(Task to carry out) Look through the data below. Pick out the lines holding the string "della".
━━━━━━━━━━
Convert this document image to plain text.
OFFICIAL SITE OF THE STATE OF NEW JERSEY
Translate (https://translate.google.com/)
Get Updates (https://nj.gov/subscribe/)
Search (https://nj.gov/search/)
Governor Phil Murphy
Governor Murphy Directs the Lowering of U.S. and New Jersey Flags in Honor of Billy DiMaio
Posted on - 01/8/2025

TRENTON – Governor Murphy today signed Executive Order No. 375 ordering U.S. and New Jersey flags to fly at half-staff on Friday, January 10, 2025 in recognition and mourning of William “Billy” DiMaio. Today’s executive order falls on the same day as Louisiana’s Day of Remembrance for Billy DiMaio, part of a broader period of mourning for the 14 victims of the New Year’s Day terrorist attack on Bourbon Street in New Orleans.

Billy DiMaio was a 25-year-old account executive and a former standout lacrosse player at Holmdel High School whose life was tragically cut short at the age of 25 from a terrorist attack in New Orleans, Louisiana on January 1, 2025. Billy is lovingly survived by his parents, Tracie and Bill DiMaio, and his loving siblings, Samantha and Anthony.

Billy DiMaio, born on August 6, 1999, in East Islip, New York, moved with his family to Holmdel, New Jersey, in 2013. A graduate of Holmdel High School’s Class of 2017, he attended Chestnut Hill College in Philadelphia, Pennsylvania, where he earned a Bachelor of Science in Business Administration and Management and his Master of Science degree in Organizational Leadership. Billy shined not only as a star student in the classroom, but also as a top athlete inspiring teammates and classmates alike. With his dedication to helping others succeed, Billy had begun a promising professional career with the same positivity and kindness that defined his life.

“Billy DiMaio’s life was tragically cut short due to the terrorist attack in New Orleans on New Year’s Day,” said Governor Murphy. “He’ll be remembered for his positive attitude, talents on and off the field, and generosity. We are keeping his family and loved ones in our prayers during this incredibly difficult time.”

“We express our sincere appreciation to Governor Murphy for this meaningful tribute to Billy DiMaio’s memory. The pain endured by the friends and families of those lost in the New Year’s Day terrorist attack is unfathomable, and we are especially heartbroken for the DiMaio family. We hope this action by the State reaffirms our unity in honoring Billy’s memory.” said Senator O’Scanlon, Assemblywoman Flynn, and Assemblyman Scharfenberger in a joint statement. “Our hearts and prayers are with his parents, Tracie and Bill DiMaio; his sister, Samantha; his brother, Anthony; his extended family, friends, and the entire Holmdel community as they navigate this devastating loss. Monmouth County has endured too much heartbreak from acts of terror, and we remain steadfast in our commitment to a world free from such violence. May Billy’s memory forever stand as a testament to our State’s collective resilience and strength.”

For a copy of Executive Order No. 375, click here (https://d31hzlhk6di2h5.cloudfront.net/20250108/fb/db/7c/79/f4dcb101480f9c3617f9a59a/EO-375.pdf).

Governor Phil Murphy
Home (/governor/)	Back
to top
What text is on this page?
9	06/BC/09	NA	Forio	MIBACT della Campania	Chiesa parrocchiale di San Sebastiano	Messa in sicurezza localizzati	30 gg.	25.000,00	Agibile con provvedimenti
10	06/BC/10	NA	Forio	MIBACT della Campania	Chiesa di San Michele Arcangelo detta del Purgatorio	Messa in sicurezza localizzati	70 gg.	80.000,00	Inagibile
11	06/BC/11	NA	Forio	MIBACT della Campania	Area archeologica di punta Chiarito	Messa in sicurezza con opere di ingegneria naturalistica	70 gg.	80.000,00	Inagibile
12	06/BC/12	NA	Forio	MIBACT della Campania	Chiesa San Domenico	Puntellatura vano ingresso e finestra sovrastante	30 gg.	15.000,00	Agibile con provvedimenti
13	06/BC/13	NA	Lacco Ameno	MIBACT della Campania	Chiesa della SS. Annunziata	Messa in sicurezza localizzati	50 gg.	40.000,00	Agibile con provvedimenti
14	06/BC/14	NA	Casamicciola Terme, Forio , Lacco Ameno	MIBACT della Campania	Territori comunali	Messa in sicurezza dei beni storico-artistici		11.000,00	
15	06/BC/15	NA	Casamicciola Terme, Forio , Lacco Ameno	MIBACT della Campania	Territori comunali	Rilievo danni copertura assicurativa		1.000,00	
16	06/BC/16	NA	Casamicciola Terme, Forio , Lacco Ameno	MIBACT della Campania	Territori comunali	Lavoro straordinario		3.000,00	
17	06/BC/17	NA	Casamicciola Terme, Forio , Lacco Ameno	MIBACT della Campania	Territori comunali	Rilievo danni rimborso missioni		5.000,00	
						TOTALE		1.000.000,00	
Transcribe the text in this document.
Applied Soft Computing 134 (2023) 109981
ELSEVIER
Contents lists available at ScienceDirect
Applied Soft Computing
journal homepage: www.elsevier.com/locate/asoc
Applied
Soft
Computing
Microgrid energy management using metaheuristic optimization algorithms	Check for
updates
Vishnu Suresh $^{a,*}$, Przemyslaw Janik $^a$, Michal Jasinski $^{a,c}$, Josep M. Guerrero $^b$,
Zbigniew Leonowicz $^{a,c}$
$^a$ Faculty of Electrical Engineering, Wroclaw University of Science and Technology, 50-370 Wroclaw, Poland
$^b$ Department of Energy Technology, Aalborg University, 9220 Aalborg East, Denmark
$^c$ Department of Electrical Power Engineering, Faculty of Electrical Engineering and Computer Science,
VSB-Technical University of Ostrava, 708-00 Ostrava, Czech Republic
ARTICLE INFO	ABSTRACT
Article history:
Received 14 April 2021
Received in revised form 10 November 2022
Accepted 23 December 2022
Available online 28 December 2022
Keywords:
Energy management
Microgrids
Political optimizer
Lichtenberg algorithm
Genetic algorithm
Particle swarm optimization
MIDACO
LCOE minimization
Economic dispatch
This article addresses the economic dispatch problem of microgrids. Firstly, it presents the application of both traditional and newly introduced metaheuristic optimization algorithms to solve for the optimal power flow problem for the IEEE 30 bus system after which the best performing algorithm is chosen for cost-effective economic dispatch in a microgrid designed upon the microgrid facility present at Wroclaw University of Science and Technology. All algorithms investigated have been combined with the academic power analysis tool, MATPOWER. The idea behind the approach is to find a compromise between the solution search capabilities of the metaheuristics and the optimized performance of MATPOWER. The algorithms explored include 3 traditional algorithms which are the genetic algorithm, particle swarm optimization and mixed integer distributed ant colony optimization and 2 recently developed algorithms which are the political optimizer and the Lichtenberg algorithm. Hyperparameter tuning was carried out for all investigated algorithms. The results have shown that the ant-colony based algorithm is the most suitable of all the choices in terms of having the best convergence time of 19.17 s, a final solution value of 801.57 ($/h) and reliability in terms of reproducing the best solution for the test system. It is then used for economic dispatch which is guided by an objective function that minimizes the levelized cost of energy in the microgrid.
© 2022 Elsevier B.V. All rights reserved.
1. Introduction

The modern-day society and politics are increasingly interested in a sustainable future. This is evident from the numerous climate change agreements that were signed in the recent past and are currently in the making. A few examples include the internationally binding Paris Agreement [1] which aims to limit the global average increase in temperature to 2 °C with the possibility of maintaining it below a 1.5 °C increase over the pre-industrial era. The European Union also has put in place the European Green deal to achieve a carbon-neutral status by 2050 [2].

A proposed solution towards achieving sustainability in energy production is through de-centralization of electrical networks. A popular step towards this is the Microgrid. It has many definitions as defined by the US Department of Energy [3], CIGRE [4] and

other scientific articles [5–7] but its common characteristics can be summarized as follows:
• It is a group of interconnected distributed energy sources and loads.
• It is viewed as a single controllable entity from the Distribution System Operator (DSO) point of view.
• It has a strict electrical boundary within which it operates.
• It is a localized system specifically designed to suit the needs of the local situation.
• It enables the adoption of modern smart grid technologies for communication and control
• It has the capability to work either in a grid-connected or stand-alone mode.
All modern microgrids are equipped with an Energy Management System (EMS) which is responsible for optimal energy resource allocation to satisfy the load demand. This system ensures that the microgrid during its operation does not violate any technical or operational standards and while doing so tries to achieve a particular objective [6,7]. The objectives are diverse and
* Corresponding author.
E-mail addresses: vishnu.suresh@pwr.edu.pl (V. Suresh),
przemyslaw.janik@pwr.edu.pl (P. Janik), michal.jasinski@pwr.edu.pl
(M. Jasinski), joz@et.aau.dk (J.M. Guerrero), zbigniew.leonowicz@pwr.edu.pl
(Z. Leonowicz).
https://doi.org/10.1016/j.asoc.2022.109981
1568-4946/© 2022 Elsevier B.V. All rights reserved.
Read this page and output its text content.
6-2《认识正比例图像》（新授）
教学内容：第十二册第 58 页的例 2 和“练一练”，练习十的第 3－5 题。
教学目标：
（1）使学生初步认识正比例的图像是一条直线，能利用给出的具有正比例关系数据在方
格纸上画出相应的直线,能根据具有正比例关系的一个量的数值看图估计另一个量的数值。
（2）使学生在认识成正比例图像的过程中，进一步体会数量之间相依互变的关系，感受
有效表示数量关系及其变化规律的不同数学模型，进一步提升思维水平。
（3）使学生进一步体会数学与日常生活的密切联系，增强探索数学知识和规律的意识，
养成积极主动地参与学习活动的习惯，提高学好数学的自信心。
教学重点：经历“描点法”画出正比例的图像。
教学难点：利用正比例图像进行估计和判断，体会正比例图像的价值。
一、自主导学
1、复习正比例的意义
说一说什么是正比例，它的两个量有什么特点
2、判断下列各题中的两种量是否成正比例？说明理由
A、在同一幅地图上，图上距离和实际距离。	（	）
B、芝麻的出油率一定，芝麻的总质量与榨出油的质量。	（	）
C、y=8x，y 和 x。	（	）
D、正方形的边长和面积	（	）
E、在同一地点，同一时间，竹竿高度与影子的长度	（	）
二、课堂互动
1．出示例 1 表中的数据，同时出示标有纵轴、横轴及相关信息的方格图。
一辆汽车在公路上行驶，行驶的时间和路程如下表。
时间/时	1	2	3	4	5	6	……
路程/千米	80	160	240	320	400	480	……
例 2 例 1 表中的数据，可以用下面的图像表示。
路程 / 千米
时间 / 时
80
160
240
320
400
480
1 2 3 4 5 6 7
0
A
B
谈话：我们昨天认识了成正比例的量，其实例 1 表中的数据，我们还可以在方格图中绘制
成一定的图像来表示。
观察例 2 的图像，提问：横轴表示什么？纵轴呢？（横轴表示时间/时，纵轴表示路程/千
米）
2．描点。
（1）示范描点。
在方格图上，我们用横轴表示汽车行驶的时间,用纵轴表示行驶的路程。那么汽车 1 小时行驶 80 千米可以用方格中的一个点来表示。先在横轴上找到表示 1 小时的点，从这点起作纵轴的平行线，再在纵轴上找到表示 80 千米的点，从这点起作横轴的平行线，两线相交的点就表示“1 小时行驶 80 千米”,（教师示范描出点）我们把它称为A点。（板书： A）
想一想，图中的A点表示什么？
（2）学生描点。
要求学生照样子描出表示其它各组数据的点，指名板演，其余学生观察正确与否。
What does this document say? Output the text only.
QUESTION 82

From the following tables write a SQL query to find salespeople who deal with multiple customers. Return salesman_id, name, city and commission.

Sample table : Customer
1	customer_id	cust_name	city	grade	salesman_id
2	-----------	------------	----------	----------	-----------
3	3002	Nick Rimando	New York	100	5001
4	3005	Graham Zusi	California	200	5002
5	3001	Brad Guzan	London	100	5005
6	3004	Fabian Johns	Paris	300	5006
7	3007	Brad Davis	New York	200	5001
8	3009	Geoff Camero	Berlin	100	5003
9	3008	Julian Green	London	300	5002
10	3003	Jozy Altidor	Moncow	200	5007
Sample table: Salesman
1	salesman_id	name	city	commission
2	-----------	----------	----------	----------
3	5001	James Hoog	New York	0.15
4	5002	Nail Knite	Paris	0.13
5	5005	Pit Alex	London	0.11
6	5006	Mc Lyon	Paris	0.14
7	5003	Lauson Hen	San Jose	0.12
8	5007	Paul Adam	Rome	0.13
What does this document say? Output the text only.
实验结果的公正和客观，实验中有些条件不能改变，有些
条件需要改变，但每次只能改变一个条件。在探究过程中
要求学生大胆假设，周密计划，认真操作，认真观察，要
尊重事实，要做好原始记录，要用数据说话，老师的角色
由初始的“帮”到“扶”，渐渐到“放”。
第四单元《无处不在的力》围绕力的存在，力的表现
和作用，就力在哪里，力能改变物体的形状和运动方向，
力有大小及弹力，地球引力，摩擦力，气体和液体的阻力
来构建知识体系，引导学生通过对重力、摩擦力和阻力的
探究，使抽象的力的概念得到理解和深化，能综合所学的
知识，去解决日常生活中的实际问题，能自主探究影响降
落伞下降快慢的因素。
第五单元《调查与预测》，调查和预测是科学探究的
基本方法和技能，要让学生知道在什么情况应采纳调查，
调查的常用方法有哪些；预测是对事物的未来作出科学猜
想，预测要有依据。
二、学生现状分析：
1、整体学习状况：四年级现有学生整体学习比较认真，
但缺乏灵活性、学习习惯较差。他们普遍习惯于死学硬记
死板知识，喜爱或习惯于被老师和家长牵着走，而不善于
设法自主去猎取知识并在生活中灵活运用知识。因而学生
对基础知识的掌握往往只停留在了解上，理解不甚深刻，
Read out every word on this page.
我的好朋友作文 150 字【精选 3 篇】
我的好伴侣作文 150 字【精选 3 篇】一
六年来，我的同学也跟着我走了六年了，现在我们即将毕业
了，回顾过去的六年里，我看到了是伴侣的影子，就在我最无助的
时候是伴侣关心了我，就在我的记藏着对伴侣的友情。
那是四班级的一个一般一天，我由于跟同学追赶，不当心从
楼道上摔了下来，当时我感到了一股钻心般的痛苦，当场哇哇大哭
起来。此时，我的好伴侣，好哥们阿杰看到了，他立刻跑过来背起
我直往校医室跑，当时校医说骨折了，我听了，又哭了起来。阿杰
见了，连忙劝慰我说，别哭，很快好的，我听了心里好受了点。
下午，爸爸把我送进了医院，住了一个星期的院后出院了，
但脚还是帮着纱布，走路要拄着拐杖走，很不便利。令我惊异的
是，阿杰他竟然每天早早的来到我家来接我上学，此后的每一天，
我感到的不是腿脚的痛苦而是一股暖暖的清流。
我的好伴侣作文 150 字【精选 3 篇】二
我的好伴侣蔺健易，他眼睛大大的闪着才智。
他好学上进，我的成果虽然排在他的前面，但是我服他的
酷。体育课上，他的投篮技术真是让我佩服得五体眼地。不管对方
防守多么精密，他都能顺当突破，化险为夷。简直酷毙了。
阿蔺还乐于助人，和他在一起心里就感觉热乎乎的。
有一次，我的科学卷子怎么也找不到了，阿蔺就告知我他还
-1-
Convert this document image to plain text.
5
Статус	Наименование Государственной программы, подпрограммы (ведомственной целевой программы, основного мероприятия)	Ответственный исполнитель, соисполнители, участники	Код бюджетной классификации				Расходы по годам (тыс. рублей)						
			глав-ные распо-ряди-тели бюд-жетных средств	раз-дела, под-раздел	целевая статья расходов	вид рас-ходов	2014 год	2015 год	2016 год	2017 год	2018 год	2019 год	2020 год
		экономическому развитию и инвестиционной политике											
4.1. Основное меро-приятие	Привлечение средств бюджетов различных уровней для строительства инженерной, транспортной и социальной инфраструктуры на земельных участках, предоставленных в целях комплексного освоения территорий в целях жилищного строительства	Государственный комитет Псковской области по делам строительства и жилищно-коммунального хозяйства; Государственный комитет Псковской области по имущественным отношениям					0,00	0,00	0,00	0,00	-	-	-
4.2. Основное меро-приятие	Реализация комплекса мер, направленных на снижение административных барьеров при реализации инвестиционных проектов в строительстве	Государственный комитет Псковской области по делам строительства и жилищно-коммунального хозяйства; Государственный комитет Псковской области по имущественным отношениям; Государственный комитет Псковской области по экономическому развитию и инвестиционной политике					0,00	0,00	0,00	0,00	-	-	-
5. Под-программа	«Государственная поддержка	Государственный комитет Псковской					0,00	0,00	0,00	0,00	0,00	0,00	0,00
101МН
━━━━━━━━━━
(Expected answer)
9	06/BC/09	NA	Forio	MIBACT della Campania	Chiesa parrocchiale di San Sebastiano	Messa in sicurezza localizzati	30 gg.	25.000,00	Agibile con provvedimenti
10	06/BC/10	NA	Forio	MIBACT della Campania	Chiesa di San Michele Arcangelo detta del Purgatorio	Messa in sicurezza localizzati	70 gg.	80.000,00	Inagibile
11	06/BC/11	NA	Forio	MIBACT della Campania	Area archeologica di punta Chiarito	Messa in sicurezza con opere di ingegneria naturalistica	70 gg.	80.000,00	Inagibile
12	06/BC/12	NA	Forio	MIBACT della Campania	Chiesa San Domenico	Puntellatura vano ingresso e finestra sovrastante	30 gg.	15.000,00	Agibile con provvedimenti
13	06/BC/13	NA	Lacco Ameno	MIBACT della Campania	Chiesa della SS. Annunziata	Messa in sicurezza localizzati	50 gg.	40.000,00	Agibile con provvedimenti
14	06/BC/14	NA	Casamicciola Terme, Forio , Lacco Ameno	MIBACT della Campania	Territori comunali	Messa in sicurezza dei beni storico-artistici		11.000,00	
15	06/BC/15	NA	Casamicciola Terme, Forio , Lacco Ameno	MIBACT della Campania	Territori comunali	Rilievo danni copertura assicurativa		1.000,00	
16	06/BC/16	NA	Casamicciola Terme, Forio , Lacco Ameno	MIBACT della Campania	Territori comunali	Lavoro straordinario		3.000,00	
17	06/BC/17	NA	Casamicciola Terme, Forio , Lacco Ameno	MIBACT della Campania	Territori comunali	Rilievo danni rimborso missioni		5.000,00	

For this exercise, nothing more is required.